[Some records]
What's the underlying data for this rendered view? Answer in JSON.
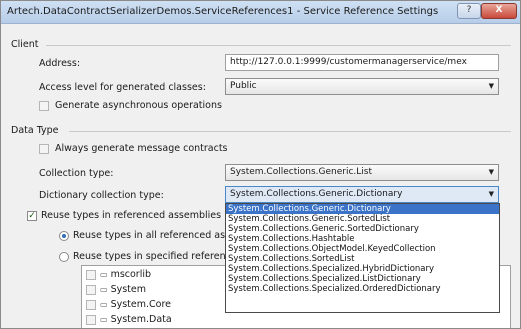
{
  "window": {
    "title": "Artech.DataContractSerializerDemos.ServiceReferences1 - Service Reference Settings",
    "help_button": "?",
    "close_button": "X"
  },
  "client": {
    "section_label": "Client",
    "address_label": "Address:",
    "address_value": "http://127.0.0.1:9999/customermanagerservice/mex",
    "access_label": "Access level for generated classes:",
    "access_value": "Public",
    "async_label": "Generate asynchronous operations"
  },
  "data_type": {
    "section_label": "Data Type",
    "message_contracts_label": "Always generate message contracts",
    "collection_label": "Collection type:",
    "collection_value": "System.Collections.Generic.List",
    "dictionary_label": "Dictionary collection type:",
    "dictionary_value": "System.Collections.Generic.Dictionary",
    "reuse_types_label": "Reuse types in referenced assemblies",
    "reuse_all_label": "Reuse types in all referenced assemb",
    "reuse_specified_label": "Reuse types in specified referenced a"
  },
  "assemblies": [
    {
      "name": "mscorlib",
      "checked": false
    },
    {
      "name": "System",
      "checked": false
    },
    {
      "name": "System.Core",
      "checked": false
    },
    {
      "name": "System.Data",
      "checked": false
    }
  ],
  "dictionary_options": [
    "System.Collections.Generic.Dictionary",
    "System.Collections.Generic.SortedList",
    "System.Collections.Generic.SortedDictionary",
    "System.Collections.Hashtable",
    "System.Collections.ObjectModel.KeyedCollection",
    "System.Collections.SortedList",
    "System.Collections.Specialized.HybridDictionary",
    "System.Collections.Specialized.ListDictionary",
    "System.Collections.Specialized.OrderedDictionary"
  ],
  "checks": {
    "reuse_types": "✓"
  },
  "icons": {
    "assembly": "▭",
    "dropdown_arrow": "▼"
  },
  "colors": {
    "selection": "#3a73c8",
    "titlebar": "#b7cde8"
  }
}
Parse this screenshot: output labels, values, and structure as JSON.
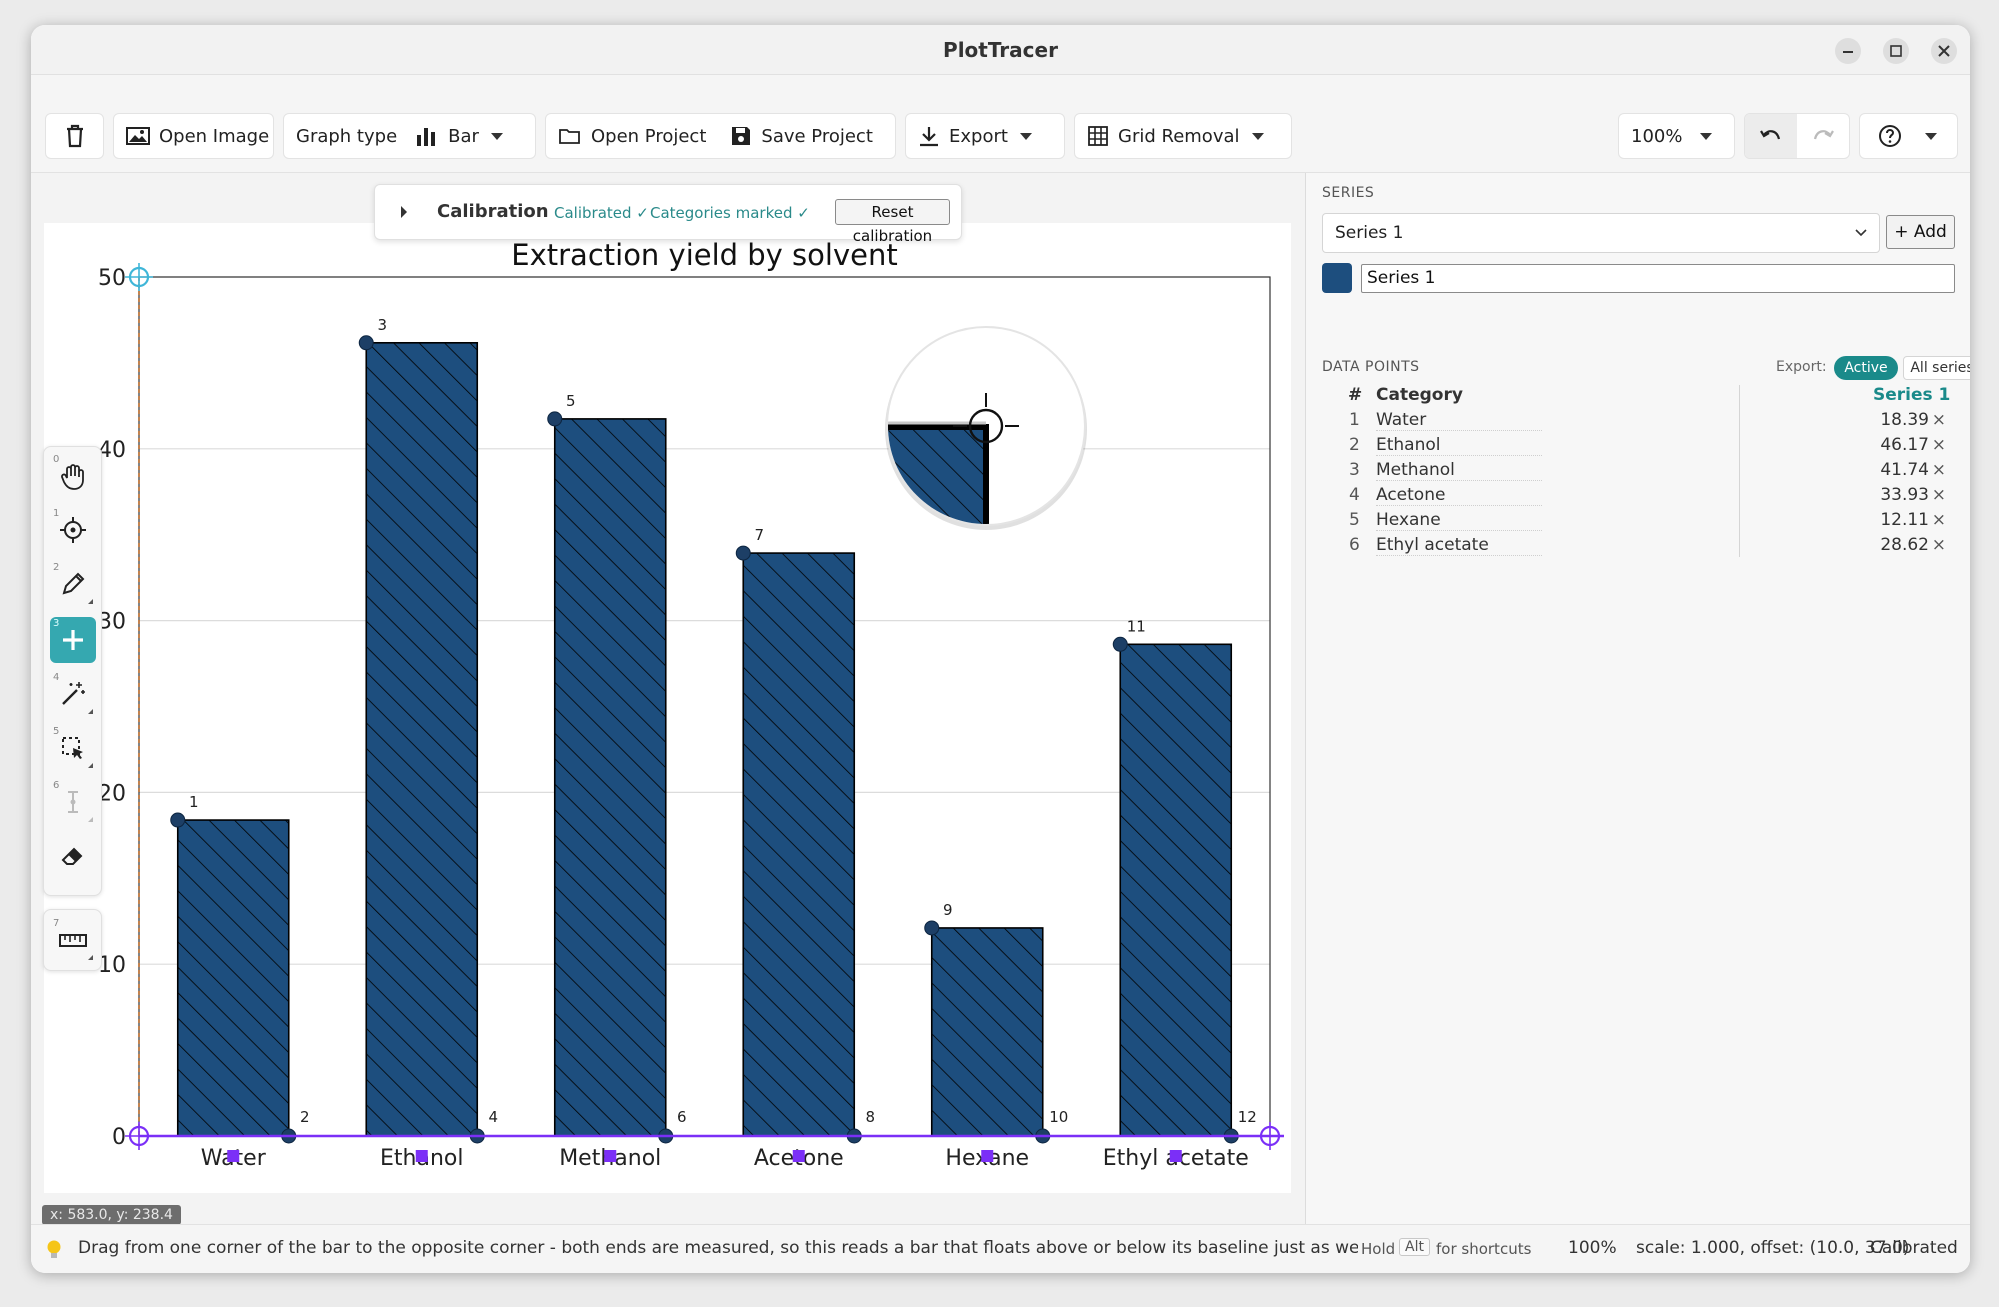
{
  "window": {
    "title": "PlotTracer"
  },
  "toolbar": {
    "open_image": "Open Image",
    "graph_type_label": "Graph type",
    "graph_type_value": "Bar",
    "open_project": "Open Project",
    "save_project": "Save Project",
    "export": "Export",
    "grid_removal": "Grid Removal",
    "zoom": "100%"
  },
  "calibration": {
    "title": "Calibration",
    "calibrated": "Calibrated ✓",
    "categories_marked": "Categories marked ✓",
    "reset": "Reset calibration"
  },
  "tools": [
    {
      "num": "0",
      "icon": "hand-icon"
    },
    {
      "num": "1",
      "icon": "crosshair-icon"
    },
    {
      "num": "2",
      "icon": "pencil-icon"
    },
    {
      "num": "3",
      "icon": "plus-icon"
    },
    {
      "num": "4",
      "icon": "magic-wand-icon"
    },
    {
      "num": "5",
      "icon": "box-select-icon"
    },
    {
      "num": "6",
      "icon": "error-bar-icon"
    },
    {
      "num": "",
      "icon": "eraser-icon"
    },
    {
      "num": "7",
      "icon": "ruler-icon"
    }
  ],
  "coord_readout": "x: 583.0, y: 238.4",
  "chart_data": {
    "type": "bar",
    "title": "Extraction yield by solvent",
    "xlabel": "",
    "ylabel": "",
    "categories": [
      "Water",
      "Ethanol",
      "Methanol",
      "Acetone",
      "Hexane",
      "Ethyl acetate"
    ],
    "values": [
      18.39,
      46.17,
      41.74,
      33.93,
      12.11,
      28.62
    ],
    "ylim": [
      0,
      50
    ],
    "yticks": [
      "0",
      "10",
      "20",
      "30",
      "40",
      "50"
    ],
    "grid": true,
    "bar_color": "#1d4e7e",
    "hatch": "diagonal",
    "point_labels": [
      "1",
      "2",
      "3",
      "4",
      "5",
      "6",
      "7",
      "8",
      "9",
      "10",
      "11",
      "12"
    ]
  },
  "panel": {
    "series_heading": "SERIES",
    "series_select": "Series 1",
    "add_button": "+ Add",
    "series_name": "Series 1",
    "series_color": "#1d4e7e",
    "data_points_heading": "DATA POINTS",
    "export_label": "Export:",
    "export_active": "Active",
    "export_all": "All series",
    "col_num": "#",
    "col_category": "Category",
    "col_series": "Series 1",
    "rows": [
      {
        "num": "1",
        "category": "Water",
        "value": "18.39"
      },
      {
        "num": "2",
        "category": "Ethanol",
        "value": "46.17"
      },
      {
        "num": "3",
        "category": "Methanol",
        "value": "41.74"
      },
      {
        "num": "4",
        "category": "Acetone",
        "value": "33.93"
      },
      {
        "num": "5",
        "category": "Hexane",
        "value": "12.11"
      },
      {
        "num": "6",
        "category": "Ethyl acetate",
        "value": "28.62"
      }
    ],
    "delete_glyph": "×"
  },
  "status": {
    "hint": "Drag from one corner of the bar to the opposite corner - both ends are measured, so this reads a bar that floats above or below its baseline just as well as…",
    "hold": "Hold",
    "alt_key": "Alt",
    "for_shortcuts": "for shortcuts",
    "zoom": "100%",
    "scale_offset": "scale: 1.000, offset: (10.0, 37.0)",
    "state": "Calibrated"
  },
  "colors": {
    "accent": "#1a8a8a",
    "calib_text": "#2a8a8a",
    "axis_purple": "#7b2ff7",
    "handle_cyan": "#3fb6d8"
  }
}
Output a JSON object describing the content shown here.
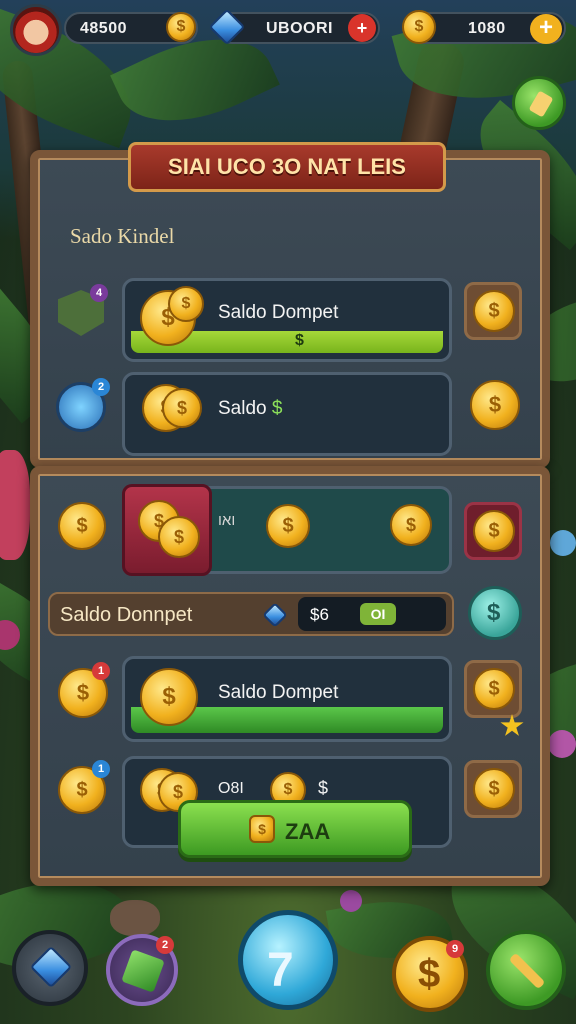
{
  "hud": {
    "coins": "48500",
    "gems": "UBOORI",
    "resource": "1080"
  },
  "panel": {
    "title": "SIAI UCO 3O NAT LEIS",
    "subtitle": "Sado Kindel"
  },
  "rows": [
    {
      "label": "Saldo Dompet",
      "bar_text": "$"
    },
    {
      "label": "Saldo",
      "suffix": "$"
    }
  ],
  "lower": {
    "row1_label": "ואו",
    "wallet_label": "Saldo Donnpet",
    "wallet_amount": "$6",
    "wallet_tag": "OI",
    "row3_label": "Saldo Dompet",
    "row4_left": "O8I",
    "row4_right": "$",
    "button_label": "ZAA"
  },
  "badges": [
    "4",
    "2",
    "1",
    "1",
    "2",
    "9"
  ],
  "colors": {
    "frame": "#7a5638",
    "bar": "#a6d839",
    "banner": "#a83a2c"
  }
}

• _Exercise details_
Your copy of the data above should match it exactly, except that pictures are left out.

• _Output of the exercise_
What's the underlying data for this rendered view? Answer in JSON.
{
  "window": {
    "title": "Artech.DataContractSerializerDemos.ServiceReferences1 - Service Reference Settings",
    "help_button": "?",
    "close_button": "X"
  },
  "client": {
    "section_label": "Client",
    "address_label": "Address:",
    "address_value": "http://127.0.0.1:9999/customermanagerservice/mex",
    "access_label": "Access level for generated classes:",
    "access_value": "Public",
    "async_label": "Generate asynchronous operations"
  },
  "data_type": {
    "section_label": "Data Type",
    "message_contracts_label": "Always generate message contracts",
    "collection_label": "Collection type:",
    "collection_value": "System.Collections.Generic.List",
    "dictionary_label": "Dictionary collection type:",
    "dictionary_value": "System.Collections.Generic.Dictionary",
    "reuse_types_label": "Reuse types in referenced assemblies",
    "reuse_all_label": "Reuse types in all referenced assemb",
    "reuse_specified_label": "Reuse types in specified referenced a"
  },
  "assemblies": [
    {
      "name": "mscorlib",
      "checked": false
    },
    {
      "name": "System",
      "checked": false
    },
    {
      "name": "System.Core",
      "checked": false
    },
    {
      "name": "System.Data",
      "checked": false
    }
  ],
  "dictionary_options": [
    "System.Collections.Generic.Dictionary",
    "System.Collections.Generic.SortedList",
    "System.Collections.Generic.SortedDictionary",
    "System.Collections.Hashtable",
    "System.Collections.ObjectModel.KeyedCollection",
    "System.Collections.SortedList",
    "System.Collections.Specialized.HybridDictionary",
    "System.Collections.Specialized.ListDictionary",
    "System.Collections.Specialized.OrderedDictionary"
  ],
  "checks": {
    "reuse_types": "✓"
  },
  "icons": {
    "assembly": "▭",
    "dropdown_arrow": "▼"
  },
  "colors": {
    "selection": "#3a73c8",
    "titlebar": "#b7cde8"
  }
}
Parse this screenshot: output labels, values, and structure as JSON.
{
  "window": {
    "title": "PlotTracer"
  },
  "toolbar": {
    "open_image": "Open Image",
    "graph_type_label": "Graph type",
    "graph_type_value": "Bar",
    "open_project": "Open Project",
    "save_project": "Save Project",
    "export": "Export",
    "grid_removal": "Grid Removal",
    "zoom": "100%"
  },
  "calibration": {
    "title": "Calibration",
    "calibrated": "Calibrated ✓",
    "categories_marked": "Categories marked ✓",
    "reset": "Reset calibration"
  },
  "tools": [
    {
      "num": "0",
      "icon": "hand-icon"
    },
    {
      "num": "1",
      "icon": "crosshair-icon"
    },
    {
      "num": "2",
      "icon": "pencil-icon"
    },
    {
      "num": "3",
      "icon": "plus-icon"
    },
    {
      "num": "4",
      "icon": "magic-wand-icon"
    },
    {
      "num": "5",
      "icon": "box-select-icon"
    },
    {
      "num": "6",
      "icon": "error-bar-icon"
    },
    {
      "num": "",
      "icon": "eraser-icon"
    },
    {
      "num": "7",
      "icon": "ruler-icon"
    }
  ],
  "coord_readout": "x: 583.0, y: 238.4",
  "chart_data": {
    "type": "bar",
    "title": "Extraction yield by solvent",
    "xlabel": "",
    "ylabel": "",
    "categories": [
      "Water",
      "Ethanol",
      "Methanol",
      "Acetone",
      "Hexane",
      "Ethyl acetate"
    ],
    "values": [
      18.39,
      46.17,
      41.74,
      33.93,
      12.11,
      28.62
    ],
    "ylim": [
      0,
      50
    ],
    "yticks": [
      "0",
      "10",
      "20",
      "30",
      "40",
      "50"
    ],
    "grid": true,
    "bar_color": "#1d4e7e",
    "hatch": "diagonal",
    "point_labels": [
      "1",
      "2",
      "3",
      "4",
      "5",
      "6",
      "7",
      "8",
      "9",
      "10",
      "11",
      "12"
    ]
  },
  "panel": {
    "series_heading": "SERIES",
    "series_select": "Series 1",
    "add_button": "+ Add",
    "series_name": "Series 1",
    "series_color": "#1d4e7e",
    "data_points_heading": "DATA POINTS",
    "export_label": "Export:",
    "export_active": "Active",
    "export_all": "All series",
    "col_num": "#",
    "col_category": "Category",
    "col_series": "Series 1",
    "rows": [
      {
        "num": "1",
        "category": "Water",
        "value": "18.39"
      },
      {
        "num": "2",
        "category": "Ethanol",
        "value": "46.17"
      },
      {
        "num": "3",
        "category": "Methanol",
        "value": "41.74"
      },
      {
        "num": "4",
        "category": "Acetone",
        "value": "33.93"
      },
      {
        "num": "5",
        "category": "Hexane",
        "value": "12.11"
      },
      {
        "num": "6",
        "category": "Ethyl acetate",
        "value": "28.62"
      }
    ],
    "delete_glyph": "×"
  },
  "status": {
    "hint": "Drag from one corner of the bar to the opposite corner - both ends are measured, so this reads a bar that floats above or below its baseline just as well as…",
    "hold": "Hold",
    "alt_key": "Alt",
    "for_shortcuts": "for shortcuts",
    "zoom": "100%",
    "scale_offset": "scale: 1.000, offset: (10.0, 37.0)",
    "state": "Calibrated"
  },
  "colors": {
    "accent": "#1a8a8a",
    "calib_text": "#2a8a8a",
    "axis_purple": "#7b2ff7",
    "handle_cyan": "#3fb6d8"
  }
}
Output a JSON object describing the content shown here.
{
  "hud": {
    "coins": "48500",
    "gems": "UBOORI",
    "resource": "1080"
  },
  "panel": {
    "title": "SIAI UCO 3O NAT LEIS",
    "subtitle": "Sado Kindel"
  },
  "rows": [
    {
      "label": "Saldo Dompet",
      "bar_text": "$"
    },
    {
      "label": "Saldo",
      "suffix": "$"
    }
  ],
  "lower": {
    "row1_label": "ואו",
    "wallet_label": "Saldo Donnpet",
    "wallet_amount": "$6",
    "wallet_tag": "OI",
    "row3_label": "Saldo Dompet",
    "row4_left": "O8I",
    "row4_right": "$",
    "button_label": "ZAA"
  },
  "badges": [
    "4",
    "2",
    "1",
    "1",
    "2",
    "9"
  ],
  "colors": {
    "frame": "#7a5638",
    "bar": "#a6d839",
    "banner": "#a83a2c"
  }
}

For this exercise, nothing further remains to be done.